YOUR INSTRUCTIONS:
Emit the entire listing verbatim.

DATA SHOWN:
....

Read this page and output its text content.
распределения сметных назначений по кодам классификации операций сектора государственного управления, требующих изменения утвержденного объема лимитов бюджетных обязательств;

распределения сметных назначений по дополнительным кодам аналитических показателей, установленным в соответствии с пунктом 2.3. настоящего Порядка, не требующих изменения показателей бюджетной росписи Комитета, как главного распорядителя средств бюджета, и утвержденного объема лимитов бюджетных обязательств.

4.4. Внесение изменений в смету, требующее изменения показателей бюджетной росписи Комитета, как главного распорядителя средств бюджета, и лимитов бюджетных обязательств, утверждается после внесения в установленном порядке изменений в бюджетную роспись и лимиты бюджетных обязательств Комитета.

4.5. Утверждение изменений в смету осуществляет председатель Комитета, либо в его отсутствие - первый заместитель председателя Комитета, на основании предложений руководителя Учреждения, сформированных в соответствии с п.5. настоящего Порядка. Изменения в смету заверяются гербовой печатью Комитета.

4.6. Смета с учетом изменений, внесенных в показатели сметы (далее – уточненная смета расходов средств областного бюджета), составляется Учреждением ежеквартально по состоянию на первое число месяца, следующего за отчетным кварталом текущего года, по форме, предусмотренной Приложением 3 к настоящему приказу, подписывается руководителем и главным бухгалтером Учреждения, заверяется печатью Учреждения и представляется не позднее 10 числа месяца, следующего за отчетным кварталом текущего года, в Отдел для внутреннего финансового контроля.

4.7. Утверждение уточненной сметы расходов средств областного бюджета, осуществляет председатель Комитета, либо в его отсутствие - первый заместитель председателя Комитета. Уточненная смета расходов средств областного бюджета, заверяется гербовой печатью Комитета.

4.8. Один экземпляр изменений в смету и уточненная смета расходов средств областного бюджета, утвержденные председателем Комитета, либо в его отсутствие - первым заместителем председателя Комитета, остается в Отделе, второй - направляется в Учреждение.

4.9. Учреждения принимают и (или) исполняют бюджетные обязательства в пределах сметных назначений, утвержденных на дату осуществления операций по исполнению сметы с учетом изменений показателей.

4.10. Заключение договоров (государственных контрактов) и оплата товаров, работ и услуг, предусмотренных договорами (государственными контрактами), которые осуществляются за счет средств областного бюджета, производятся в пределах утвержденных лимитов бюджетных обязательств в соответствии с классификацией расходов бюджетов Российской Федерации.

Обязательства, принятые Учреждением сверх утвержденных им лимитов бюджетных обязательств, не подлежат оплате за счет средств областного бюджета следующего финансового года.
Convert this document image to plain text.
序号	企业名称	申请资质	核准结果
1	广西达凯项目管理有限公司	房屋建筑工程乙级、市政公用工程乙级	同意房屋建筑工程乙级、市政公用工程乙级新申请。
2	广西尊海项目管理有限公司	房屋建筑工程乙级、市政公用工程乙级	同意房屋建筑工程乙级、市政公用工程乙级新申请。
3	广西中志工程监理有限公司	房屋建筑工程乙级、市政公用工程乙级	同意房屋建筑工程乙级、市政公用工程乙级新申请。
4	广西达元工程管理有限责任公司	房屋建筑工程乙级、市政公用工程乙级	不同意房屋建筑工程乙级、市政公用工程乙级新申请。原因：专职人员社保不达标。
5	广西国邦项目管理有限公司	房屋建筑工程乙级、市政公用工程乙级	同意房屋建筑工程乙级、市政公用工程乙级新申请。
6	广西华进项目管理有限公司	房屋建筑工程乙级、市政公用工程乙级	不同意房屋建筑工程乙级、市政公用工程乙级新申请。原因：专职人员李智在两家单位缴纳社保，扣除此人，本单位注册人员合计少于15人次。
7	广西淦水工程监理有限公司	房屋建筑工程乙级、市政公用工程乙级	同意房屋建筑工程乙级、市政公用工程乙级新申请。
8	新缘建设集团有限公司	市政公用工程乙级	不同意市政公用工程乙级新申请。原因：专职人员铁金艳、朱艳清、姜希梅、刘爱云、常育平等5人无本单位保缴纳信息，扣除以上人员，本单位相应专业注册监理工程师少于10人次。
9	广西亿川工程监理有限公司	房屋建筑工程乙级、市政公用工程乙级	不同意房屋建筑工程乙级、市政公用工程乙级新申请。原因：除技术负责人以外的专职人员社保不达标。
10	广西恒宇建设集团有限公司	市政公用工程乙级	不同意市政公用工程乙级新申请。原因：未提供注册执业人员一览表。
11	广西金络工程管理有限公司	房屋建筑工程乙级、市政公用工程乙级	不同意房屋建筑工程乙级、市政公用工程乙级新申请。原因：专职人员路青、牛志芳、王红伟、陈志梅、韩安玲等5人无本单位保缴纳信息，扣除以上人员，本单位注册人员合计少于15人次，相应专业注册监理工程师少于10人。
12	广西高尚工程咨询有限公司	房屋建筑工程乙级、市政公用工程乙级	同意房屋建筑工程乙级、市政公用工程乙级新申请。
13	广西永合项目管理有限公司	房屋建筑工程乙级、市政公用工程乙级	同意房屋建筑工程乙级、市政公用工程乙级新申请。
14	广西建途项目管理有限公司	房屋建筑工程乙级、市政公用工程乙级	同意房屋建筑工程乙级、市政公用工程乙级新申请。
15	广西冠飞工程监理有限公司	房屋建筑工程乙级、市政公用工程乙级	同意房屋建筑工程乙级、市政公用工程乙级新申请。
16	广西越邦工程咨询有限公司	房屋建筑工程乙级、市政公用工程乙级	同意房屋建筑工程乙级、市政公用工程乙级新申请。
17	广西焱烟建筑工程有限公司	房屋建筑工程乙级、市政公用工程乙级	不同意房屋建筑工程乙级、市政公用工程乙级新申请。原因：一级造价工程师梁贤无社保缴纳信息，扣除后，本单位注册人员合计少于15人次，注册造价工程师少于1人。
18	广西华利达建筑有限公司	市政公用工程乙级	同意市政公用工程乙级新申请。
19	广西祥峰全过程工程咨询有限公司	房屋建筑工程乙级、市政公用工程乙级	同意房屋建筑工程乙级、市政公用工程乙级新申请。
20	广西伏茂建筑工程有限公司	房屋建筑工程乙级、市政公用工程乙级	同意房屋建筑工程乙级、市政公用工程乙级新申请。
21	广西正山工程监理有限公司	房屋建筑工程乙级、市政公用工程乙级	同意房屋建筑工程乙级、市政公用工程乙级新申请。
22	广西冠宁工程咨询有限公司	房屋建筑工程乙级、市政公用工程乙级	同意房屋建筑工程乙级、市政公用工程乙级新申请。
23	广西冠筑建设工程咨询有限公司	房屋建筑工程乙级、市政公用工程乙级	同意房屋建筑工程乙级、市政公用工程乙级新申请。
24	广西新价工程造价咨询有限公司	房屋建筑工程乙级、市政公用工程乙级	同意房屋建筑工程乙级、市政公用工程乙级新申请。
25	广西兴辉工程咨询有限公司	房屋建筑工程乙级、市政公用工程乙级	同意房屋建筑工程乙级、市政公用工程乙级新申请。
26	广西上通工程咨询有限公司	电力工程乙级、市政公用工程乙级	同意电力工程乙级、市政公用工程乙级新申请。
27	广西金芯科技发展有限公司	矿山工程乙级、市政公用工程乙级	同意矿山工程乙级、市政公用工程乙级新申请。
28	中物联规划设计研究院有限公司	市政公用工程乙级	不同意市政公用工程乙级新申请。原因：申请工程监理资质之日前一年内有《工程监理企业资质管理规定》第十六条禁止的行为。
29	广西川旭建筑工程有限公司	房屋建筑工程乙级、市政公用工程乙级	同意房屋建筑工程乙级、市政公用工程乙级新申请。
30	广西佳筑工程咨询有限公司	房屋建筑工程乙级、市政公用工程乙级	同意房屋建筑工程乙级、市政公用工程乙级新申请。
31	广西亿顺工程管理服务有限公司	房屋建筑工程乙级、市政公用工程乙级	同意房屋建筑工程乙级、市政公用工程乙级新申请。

....

COMPLETE RESPONSE:
Read this page and output its text content.
распределения сметных назначений по кодам классификации операций сектора государственного управления, требующих изменения утвержденного объема лимитов бюджетных обязательств;

распределения сметных назначений по дополнительным кодам аналитических показателей, установленным в соответствии с пунктом 2.3. настоящего Порядка, не требующих изменения показателей бюджетной росписи Комитета, как главного распорядителя средств бюджета, и утвержденного объема лимитов бюджетных обязательств.

4.4. Внесение изменений в смету, требующее изменения показателей бюджетной росписи Комитета, как главного распорядителя средств бюджета, и лимитов бюджетных обязательств, утверждается после внесения в установленном порядке изменений в бюджетную роспись и лимиты бюджетных обязательств Комитета.

4.5. Утверждение изменений в смету осуществляет председатель Комитета, либо в его отсутствие - первый заместитель председателя Комитета, на основании предложений руководителя Учреждения, сформированных в соответствии с п.5. настоящего Порядка. Изменения в смету заверяются гербовой печатью Комитета.

4.6. Смета с учетом изменений, внесенных в показатели сметы (далее – уточненная смета расходов средств областного бюджета), составляется Учреждением ежеквартально по состоянию на первое число месяца, следующего за отчетным кварталом текущего года, по форме, предусмотренной Приложением 3 к настоящему приказу, подписывается руководителем и главным бухгалтером Учреждения, заверяется печатью Учреждения и представляется не позднее 10 числа месяца, следующего за отчетным кварталом текущего года, в Отдел для внутреннего финансового контроля.

4.7. Утверждение уточненной сметы расходов средств областного бюджета, осуществляет председатель Комитета, либо в его отсутствие - первый заместитель председателя Комитета. Уточненная смета расходов средств областного бюджета, заверяется гербовой печатью Комитета.

4.8. Один экземпляр изменений в смету и уточненная смета расходов средств областного бюджета, утвержденные председателем Комитета, либо в его отсутствие - первым заместителем председателя Комитета, остается в Отделе, второй - направляется в Учреждение.

4.9. Учреждения принимают и (или) исполняют бюджетные обязательства в пределах сметных назначений, утвержденных на дату осуществления операций по исполнению сметы с учетом изменений показателей.

4.10. Заключение договоров (государственных контрактов) и оплата товаров, работ и услуг, предусмотренных договорами (государственными контрактами), которые осуществляются за счет средств областного бюджета, производятся в пределах утвержденных лимитов бюджетных обязательств в соответствии с классификацией расходов бюджетов Российской Федерации.

Обязательства, принятые Учреждением сверх утвержденных им лимитов бюджетных обязательств, не подлежат оплате за счет средств областного бюджета следующего финансового года.
Convert this document image to plain text.
序号	企业名称	申请资质	核准结果
1	广西达凯项目管理有限公司	房屋建筑工程乙级、市政公用工程乙级	同意房屋建筑工程乙级、市政公用工程乙级新申请。
2	广西尊海项目管理有限公司	房屋建筑工程乙级、市政公用工程乙级	同意房屋建筑工程乙级、市政公用工程乙级新申请。
3	广西中志工程监理有限公司	房屋建筑工程乙级、市政公用工程乙级	同意房屋建筑工程乙级、市政公用工程乙级新申请。
4	广西达元工程管理有限责任公司	房屋建筑工程乙级、市政公用工程乙级	不同意房屋建筑工程乙级、市政公用工程乙级新申请。原因：专职人员社保不达标。
5	广西国邦项目管理有限公司	房屋建筑工程乙级、市政公用工程乙级	同意房屋建筑工程乙级、市政公用工程乙级新申请。
6	广西华进项目管理有限公司	房屋建筑工程乙级、市政公用工程乙级	不同意房屋建筑工程乙级、市政公用工程乙级新申请。原因：专职人员李智在两家单位缴纳社保，扣除此人，本单位注册人员合计少于15人次。
7	广西淦水工程监理有限公司	房屋建筑工程乙级、市政公用工程乙级	同意房屋建筑工程乙级、市政公用工程乙级新申请。
8	新缘建设集团有限公司	市政公用工程乙级	不同意市政公用工程乙级新申请。原因：专职人员铁金艳、朱艳清、姜希梅、刘爱云、常育平等5人无本单位保缴纳信息，扣除以上人员，本单位相应专业注册监理工程师少于10人次。
9	广西亿川工程监理有限公司	房屋建筑工程乙级、市政公用工程乙级	不同意房屋建筑工程乙级、市政公用工程乙级新申请。原因：除技术负责人以外的专职人员社保不达标。
10	广西恒宇建设集团有限公司	市政公用工程乙级	不同意市政公用工程乙级新申请。原因：未提供注册执业人员一览表。
11	广西金络工程管理有限公司	房屋建筑工程乙级、市政公用工程乙级	不同意房屋建筑工程乙级、市政公用工程乙级新申请。原因：专职人员路青、牛志芳、王红伟、陈志梅、韩安玲等5人无本单位保缴纳信息，扣除以上人员，本单位注册人员合计少于15人次，相应专业注册监理工程师少于10人。
12	广西高尚工程咨询有限公司	房屋建筑工程乙级、市政公用工程乙级	同意房屋建筑工程乙级、市政公用工程乙级新申请。
13	广西永合项目管理有限公司	房屋建筑工程乙级、市政公用工程乙级	同意房屋建筑工程乙级、市政公用工程乙级新申请。
14	广西建途项目管理有限公司	房屋建筑工程乙级、市政公用工程乙级	同意房屋建筑工程乙级、市政公用工程乙级新申请。
15	广西冠飞工程监理有限公司	房屋建筑工程乙级、市政公用工程乙级	同意房屋建筑工程乙级、市政公用工程乙级新申请。
16	广西越邦工程咨询有限公司	房屋建筑工程乙级、市政公用工程乙级	同意房屋建筑工程乙级、市政公用工程乙级新申请。
17	广西焱烟建筑工程有限公司	房屋建筑工程乙级、市政公用工程乙级	不同意房屋建筑工程乙级、市政公用工程乙级新申请。原因：一级造价工程师梁贤无社保缴纳信息，扣除后，本单位注册人员合计少于15人次，注册造价工程师少于1人。
18	广西华利达建筑有限公司	市政公用工程乙级	同意市政公用工程乙级新申请。
19	广西祥峰全过程工程咨询有限公司	房屋建筑工程乙级、市政公用工程乙级	同意房屋建筑工程乙级、市政公用工程乙级新申请。
20	广西伏茂建筑工程有限公司	房屋建筑工程乙级、市政公用工程乙级	同意房屋建筑工程乙级、市政公用工程乙级新申请。
21	广西正山工程监理有限公司	房屋建筑工程乙级、市政公用工程乙级	同意房屋建筑工程乙级、市政公用工程乙级新申请。
22	广西冠宁工程咨询有限公司	房屋建筑工程乙级、市政公用工程乙级	同意房屋建筑工程乙级、市政公用工程乙级新申请。
23	广西冠筑建设工程咨询有限公司	房屋建筑工程乙级、市政公用工程乙级	同意房屋建筑工程乙级、市政公用工程乙级新申请。
24	广西新价工程造价咨询有限公司	房屋建筑工程乙级、市政公用工程乙级	同意房屋建筑工程乙级、市政公用工程乙级新申请。
25	广西兴辉工程咨询有限公司	房屋建筑工程乙级、市政公用工程乙级	同意房屋建筑工程乙级、市政公用工程乙级新申请。
26	广西上通工程咨询有限公司	电力工程乙级、市政公用工程乙级	同意电力工程乙级、市政公用工程乙级新申请。
27	广西金芯科技发展有限公司	矿山工程乙级、市政公用工程乙级	同意矿山工程乙级、市政公用工程乙级新申请。
28	中物联规划设计研究院有限公司	市政公用工程乙级	不同意市政公用工程乙级新申请。原因：申请工程监理资质之日前一年内有《工程监理企业资质管理规定》第十六条禁止的行为。
29	广西川旭建筑工程有限公司	房屋建筑工程乙级、市政公用工程乙级	同意房屋建筑工程乙级、市政公用工程乙级新申请。
30	广西佳筑工程咨询有限公司	房屋建筑工程乙级、市政公用工程乙级	同意房屋建筑工程乙级、市政公用工程乙级新申请。
31	广西亿顺工程管理服务有限公司	房屋建筑工程乙级、市政公用工程乙级	同意房屋建筑工程乙级、市政公用工程乙级新申请。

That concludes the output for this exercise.